- GIVEN INSTRUCTION -
Your reply should be a single number: how many lines contain the string "name".

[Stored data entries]

<<<<

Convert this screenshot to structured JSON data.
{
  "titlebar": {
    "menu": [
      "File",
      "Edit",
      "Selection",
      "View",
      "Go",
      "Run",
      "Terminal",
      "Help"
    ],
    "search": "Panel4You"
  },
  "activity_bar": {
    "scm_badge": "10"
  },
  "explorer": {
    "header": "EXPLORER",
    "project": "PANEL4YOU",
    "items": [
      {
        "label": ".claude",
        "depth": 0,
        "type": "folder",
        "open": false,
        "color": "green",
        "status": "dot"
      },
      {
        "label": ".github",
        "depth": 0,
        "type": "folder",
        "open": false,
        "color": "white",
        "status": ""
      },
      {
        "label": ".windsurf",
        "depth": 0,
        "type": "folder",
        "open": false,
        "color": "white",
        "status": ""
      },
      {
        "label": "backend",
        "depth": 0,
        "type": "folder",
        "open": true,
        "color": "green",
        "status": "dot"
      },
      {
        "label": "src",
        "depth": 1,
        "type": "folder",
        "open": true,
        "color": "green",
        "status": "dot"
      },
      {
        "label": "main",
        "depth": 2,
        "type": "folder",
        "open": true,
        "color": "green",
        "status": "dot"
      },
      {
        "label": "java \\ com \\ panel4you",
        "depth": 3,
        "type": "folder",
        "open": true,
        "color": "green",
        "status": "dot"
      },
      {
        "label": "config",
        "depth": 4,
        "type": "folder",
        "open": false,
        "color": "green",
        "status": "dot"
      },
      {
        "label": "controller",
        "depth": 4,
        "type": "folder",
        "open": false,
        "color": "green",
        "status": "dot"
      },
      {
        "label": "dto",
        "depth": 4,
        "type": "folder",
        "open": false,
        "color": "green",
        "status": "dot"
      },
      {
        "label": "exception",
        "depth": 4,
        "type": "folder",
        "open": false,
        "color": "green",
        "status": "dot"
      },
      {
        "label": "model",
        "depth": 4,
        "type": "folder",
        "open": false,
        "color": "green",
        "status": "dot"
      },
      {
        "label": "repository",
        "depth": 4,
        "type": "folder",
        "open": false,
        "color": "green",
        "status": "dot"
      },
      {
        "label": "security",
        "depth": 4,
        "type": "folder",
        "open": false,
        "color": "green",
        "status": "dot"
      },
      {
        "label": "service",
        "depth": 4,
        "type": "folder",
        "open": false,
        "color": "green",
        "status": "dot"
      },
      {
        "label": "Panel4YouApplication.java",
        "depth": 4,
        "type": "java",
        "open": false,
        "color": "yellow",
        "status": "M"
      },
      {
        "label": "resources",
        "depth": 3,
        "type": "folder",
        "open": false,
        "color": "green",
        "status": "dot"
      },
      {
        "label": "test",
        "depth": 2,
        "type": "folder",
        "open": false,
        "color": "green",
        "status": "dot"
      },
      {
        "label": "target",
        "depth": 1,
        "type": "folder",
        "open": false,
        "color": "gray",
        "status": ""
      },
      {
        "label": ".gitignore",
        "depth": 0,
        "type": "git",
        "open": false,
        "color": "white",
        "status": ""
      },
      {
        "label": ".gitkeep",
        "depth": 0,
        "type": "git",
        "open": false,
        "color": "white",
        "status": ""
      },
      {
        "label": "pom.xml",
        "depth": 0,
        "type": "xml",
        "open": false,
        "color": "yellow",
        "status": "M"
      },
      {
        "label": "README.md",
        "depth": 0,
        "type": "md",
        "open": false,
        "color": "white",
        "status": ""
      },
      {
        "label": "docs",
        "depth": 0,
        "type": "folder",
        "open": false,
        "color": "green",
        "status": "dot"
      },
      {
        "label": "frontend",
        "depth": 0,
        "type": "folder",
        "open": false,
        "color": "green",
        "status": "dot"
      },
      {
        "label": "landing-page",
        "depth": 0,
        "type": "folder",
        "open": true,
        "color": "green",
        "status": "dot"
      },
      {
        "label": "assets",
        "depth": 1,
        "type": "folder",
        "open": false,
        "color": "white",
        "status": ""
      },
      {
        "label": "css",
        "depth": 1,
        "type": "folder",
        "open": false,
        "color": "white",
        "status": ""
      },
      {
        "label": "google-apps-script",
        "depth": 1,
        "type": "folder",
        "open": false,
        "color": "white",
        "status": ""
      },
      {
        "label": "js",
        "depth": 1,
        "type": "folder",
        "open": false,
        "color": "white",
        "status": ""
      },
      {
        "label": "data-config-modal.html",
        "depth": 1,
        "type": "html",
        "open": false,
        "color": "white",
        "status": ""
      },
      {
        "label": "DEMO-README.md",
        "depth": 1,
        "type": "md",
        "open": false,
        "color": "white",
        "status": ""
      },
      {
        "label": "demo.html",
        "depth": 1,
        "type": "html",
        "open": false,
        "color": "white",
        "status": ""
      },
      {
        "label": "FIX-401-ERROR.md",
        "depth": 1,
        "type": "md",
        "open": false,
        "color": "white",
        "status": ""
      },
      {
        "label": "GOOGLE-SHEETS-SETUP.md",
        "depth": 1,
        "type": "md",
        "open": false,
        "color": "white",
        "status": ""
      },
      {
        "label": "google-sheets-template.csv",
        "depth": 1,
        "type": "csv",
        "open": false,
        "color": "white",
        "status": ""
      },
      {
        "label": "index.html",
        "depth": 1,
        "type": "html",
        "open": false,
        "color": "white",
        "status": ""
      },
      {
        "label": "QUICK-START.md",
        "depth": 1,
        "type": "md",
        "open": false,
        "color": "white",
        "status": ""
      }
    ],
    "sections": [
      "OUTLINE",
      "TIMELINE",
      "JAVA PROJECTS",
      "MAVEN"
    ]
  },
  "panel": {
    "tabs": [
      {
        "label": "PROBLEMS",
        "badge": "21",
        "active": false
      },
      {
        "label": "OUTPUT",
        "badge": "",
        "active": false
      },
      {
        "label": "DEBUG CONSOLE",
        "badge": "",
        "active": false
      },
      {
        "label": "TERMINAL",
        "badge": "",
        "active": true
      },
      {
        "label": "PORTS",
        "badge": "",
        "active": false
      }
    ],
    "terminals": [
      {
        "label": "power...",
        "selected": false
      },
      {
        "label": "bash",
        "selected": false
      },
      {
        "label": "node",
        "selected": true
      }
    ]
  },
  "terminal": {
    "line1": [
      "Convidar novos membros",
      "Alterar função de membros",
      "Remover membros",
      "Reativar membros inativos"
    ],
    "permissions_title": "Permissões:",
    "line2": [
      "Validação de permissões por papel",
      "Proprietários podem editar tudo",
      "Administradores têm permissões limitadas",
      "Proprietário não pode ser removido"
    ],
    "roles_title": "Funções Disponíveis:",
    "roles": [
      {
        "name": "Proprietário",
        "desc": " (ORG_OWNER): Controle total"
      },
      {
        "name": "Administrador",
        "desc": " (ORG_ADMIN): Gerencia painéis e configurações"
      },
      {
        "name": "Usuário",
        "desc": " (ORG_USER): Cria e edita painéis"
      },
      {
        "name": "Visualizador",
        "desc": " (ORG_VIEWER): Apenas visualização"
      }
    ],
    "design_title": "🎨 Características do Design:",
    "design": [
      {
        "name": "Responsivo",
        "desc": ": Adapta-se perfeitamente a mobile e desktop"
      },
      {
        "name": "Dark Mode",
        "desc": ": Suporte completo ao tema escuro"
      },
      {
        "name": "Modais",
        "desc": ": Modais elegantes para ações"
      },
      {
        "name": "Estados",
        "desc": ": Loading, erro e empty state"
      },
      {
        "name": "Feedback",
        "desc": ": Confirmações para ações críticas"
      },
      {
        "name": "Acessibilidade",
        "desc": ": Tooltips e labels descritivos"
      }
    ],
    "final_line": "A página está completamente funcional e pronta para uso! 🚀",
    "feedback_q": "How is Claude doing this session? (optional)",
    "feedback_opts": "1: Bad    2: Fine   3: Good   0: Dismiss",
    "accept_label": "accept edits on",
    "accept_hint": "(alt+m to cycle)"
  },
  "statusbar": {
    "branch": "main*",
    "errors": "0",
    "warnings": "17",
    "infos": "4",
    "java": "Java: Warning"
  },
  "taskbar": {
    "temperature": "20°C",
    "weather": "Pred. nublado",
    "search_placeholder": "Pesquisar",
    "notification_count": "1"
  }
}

>>>>

- TASK RESULT -
10